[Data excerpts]
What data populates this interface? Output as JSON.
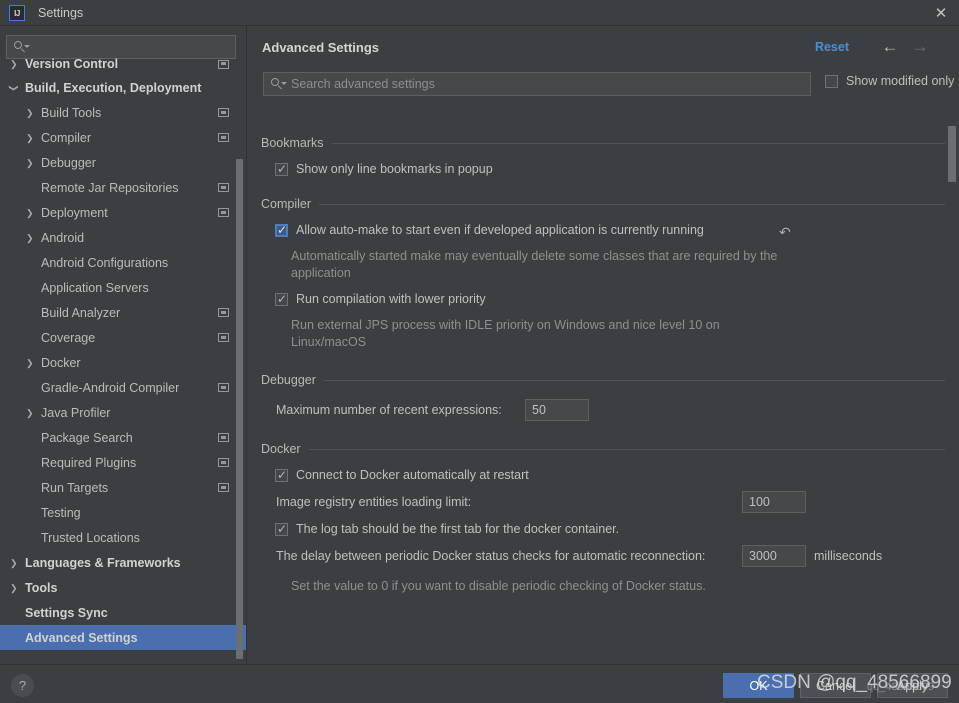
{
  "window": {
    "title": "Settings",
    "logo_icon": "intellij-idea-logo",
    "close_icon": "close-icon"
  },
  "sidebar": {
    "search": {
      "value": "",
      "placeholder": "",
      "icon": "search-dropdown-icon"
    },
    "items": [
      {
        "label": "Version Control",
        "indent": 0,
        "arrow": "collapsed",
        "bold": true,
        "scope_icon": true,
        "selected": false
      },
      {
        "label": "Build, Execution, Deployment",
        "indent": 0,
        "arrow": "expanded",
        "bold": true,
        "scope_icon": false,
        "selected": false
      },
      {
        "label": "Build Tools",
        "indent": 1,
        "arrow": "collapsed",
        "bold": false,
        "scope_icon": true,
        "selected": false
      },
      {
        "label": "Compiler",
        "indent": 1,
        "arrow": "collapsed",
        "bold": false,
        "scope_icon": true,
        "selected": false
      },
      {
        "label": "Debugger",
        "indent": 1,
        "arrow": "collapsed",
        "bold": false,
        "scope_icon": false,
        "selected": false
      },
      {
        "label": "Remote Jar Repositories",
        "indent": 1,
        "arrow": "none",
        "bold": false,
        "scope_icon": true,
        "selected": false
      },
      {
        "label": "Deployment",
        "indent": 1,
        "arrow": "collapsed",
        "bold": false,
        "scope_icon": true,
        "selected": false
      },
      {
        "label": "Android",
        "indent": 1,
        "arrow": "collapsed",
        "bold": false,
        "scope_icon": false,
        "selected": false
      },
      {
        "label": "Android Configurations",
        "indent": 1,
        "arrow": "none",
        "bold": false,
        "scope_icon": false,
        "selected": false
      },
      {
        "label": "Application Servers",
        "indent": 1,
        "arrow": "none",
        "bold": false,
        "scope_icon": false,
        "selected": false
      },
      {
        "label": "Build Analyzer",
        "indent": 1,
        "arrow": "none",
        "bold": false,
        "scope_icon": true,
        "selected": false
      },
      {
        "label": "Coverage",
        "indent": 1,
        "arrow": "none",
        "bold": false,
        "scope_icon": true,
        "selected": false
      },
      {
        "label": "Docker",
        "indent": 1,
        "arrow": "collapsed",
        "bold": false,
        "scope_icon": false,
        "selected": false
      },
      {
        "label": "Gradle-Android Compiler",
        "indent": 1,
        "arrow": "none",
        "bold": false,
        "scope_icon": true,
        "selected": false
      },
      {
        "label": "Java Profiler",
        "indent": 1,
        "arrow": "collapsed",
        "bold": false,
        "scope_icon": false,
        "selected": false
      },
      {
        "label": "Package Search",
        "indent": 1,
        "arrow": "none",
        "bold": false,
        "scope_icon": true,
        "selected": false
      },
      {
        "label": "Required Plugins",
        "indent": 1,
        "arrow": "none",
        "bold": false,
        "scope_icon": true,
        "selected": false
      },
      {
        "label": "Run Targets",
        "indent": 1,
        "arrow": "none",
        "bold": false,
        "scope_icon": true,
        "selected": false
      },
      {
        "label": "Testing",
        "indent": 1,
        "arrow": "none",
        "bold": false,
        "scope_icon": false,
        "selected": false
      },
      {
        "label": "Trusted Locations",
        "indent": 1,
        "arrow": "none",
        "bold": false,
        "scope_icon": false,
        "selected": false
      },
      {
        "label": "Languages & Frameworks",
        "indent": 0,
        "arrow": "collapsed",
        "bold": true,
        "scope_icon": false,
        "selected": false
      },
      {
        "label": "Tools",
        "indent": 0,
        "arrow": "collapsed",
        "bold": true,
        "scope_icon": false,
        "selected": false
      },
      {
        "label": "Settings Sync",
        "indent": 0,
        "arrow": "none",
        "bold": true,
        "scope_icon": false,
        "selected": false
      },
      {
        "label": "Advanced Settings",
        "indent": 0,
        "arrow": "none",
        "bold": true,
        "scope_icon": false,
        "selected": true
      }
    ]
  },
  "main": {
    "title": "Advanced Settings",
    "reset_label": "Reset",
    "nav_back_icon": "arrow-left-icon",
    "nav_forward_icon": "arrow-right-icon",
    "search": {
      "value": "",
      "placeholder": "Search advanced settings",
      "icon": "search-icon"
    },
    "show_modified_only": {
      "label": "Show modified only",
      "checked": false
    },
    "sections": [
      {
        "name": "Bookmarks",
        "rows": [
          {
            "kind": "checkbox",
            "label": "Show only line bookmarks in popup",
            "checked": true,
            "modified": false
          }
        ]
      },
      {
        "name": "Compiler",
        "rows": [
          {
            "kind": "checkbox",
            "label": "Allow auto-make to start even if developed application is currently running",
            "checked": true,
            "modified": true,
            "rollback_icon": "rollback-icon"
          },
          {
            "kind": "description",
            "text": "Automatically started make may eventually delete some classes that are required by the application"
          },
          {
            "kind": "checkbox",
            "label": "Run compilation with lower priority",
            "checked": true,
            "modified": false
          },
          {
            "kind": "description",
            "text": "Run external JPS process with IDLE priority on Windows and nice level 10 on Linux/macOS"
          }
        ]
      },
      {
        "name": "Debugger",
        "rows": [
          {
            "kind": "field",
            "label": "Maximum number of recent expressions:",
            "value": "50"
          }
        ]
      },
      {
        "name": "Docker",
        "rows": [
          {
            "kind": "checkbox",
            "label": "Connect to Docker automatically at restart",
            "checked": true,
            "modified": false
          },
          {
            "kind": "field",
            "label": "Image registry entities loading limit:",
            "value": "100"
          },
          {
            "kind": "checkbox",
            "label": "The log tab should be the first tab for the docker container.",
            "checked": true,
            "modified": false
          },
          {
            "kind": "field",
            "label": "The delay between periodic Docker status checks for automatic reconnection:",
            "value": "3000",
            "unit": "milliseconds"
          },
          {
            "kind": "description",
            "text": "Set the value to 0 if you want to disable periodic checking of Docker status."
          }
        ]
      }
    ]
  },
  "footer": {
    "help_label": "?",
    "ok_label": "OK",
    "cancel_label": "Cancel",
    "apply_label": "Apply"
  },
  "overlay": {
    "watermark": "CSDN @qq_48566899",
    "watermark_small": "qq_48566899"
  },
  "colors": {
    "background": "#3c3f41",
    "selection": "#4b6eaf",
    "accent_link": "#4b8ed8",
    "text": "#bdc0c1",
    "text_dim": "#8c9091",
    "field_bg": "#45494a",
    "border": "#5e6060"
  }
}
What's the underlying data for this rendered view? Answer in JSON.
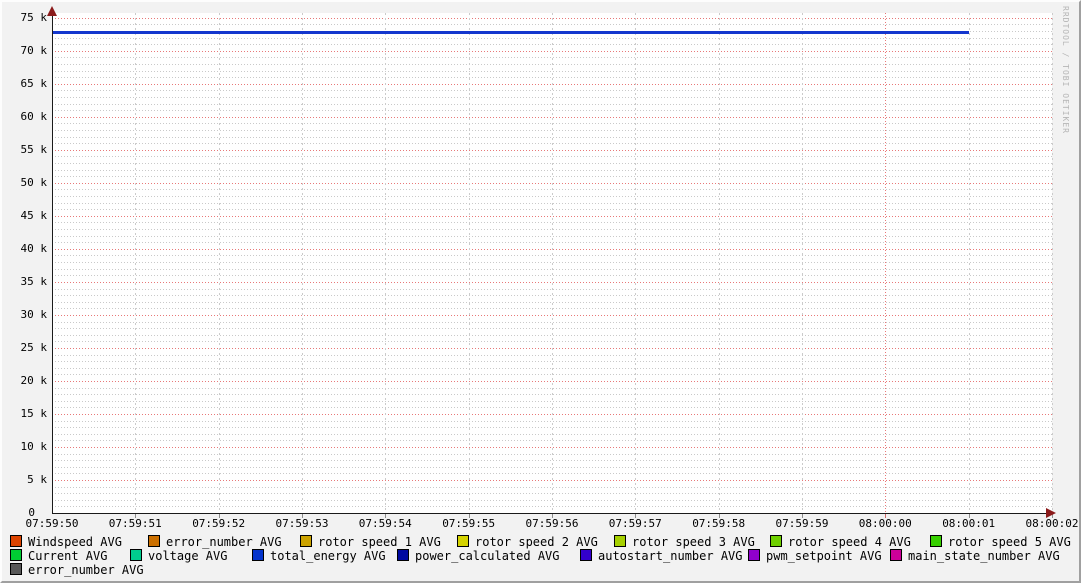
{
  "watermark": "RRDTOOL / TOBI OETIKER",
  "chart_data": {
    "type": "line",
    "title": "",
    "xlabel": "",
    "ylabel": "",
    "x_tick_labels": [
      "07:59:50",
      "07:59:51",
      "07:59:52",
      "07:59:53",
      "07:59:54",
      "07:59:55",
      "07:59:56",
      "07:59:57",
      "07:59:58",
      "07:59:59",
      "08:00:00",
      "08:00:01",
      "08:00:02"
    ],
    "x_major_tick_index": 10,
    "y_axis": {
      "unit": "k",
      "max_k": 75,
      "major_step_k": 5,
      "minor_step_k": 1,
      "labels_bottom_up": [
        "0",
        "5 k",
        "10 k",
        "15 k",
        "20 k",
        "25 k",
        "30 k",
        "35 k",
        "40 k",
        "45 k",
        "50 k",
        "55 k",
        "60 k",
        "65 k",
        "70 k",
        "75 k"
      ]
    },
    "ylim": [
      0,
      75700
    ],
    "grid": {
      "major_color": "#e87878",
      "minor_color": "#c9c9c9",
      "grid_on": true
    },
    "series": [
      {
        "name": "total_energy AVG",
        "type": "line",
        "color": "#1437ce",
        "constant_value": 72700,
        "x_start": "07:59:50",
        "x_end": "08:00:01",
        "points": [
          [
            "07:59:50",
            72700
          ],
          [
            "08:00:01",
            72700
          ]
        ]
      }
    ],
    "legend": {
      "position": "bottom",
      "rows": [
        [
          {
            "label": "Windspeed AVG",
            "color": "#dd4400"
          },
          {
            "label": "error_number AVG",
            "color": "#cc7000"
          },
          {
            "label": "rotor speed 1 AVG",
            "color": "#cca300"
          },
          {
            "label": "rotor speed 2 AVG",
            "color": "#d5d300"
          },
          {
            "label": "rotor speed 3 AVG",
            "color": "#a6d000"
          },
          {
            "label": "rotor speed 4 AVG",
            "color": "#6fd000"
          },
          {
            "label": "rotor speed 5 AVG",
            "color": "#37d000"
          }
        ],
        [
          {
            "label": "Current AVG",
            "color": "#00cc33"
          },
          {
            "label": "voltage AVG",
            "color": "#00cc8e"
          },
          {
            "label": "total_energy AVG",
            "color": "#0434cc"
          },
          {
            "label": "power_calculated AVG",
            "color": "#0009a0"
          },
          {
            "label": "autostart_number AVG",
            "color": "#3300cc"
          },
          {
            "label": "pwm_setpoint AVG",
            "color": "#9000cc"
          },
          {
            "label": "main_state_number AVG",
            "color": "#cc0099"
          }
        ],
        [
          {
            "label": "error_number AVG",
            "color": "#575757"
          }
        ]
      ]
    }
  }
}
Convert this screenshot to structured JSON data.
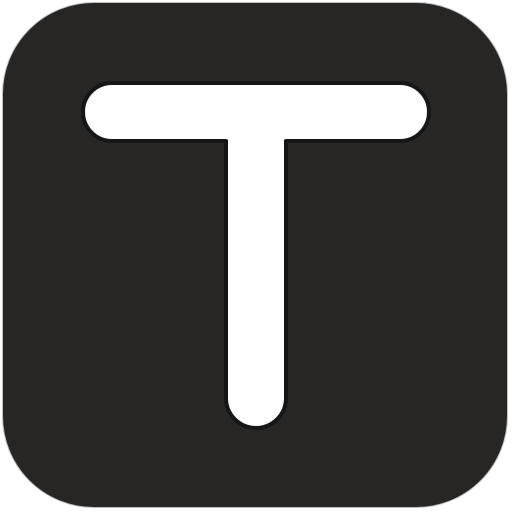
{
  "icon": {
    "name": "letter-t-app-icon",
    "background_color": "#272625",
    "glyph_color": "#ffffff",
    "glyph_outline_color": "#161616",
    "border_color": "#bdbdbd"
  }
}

TASK TO COMPLETE:
Copy out exactly the lines between the line that contains "Convert this screenshot" and the last line of the records, both ends included; leave out every picture.

SOLUTION:
Convert this screenshot to structured JSON data.
{
  "icon": {
    "name": "letter-t-app-icon",
    "background_color": "#272625",
    "glyph_color": "#ffffff",
    "glyph_outline_color": "#161616",
    "border_color": "#bdbdbd"
  }
}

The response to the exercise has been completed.